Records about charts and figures

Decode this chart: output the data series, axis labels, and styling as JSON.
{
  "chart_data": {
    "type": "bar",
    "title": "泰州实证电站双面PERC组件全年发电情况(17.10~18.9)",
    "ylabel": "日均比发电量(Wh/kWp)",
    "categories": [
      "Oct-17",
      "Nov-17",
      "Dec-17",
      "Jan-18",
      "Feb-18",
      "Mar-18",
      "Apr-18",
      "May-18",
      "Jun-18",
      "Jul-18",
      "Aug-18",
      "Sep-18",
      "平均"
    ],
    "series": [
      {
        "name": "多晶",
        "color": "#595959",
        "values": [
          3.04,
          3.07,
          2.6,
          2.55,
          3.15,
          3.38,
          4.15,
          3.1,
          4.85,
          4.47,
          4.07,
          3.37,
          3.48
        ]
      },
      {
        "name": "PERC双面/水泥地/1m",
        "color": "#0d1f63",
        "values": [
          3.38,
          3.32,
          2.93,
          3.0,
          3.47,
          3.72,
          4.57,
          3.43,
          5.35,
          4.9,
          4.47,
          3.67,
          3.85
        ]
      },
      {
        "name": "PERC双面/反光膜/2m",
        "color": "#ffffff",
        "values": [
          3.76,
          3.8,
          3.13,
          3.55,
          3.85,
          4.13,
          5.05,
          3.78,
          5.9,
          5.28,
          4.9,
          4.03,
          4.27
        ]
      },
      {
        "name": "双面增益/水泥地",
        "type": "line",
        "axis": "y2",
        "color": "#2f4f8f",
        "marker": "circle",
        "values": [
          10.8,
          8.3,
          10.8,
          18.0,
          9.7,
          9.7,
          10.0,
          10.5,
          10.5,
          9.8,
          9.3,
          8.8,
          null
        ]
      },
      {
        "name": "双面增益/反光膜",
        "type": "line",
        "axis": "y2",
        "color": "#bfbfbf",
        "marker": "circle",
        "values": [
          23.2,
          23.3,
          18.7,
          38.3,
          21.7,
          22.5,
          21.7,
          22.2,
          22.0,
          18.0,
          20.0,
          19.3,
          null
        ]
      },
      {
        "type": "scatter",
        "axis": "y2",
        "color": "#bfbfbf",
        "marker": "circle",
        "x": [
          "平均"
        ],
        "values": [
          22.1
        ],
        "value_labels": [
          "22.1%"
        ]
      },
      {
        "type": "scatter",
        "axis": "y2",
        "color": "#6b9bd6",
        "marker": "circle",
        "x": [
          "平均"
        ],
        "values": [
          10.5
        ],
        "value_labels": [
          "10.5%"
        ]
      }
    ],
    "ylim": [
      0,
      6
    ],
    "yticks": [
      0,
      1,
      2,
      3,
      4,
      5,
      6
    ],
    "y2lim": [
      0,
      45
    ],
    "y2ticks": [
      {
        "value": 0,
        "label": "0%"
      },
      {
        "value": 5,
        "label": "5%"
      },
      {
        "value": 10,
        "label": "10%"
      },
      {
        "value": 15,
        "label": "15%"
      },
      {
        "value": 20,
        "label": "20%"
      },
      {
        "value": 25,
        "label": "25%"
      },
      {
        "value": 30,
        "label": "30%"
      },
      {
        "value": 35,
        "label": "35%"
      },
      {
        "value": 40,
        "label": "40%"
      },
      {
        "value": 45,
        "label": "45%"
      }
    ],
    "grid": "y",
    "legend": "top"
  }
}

**What you need to do:**
From the entries above, list each line with "series" in it.

**Written answer:**
Decode this chart: output the data series, axis labels, and styling as JSON.
    "series": [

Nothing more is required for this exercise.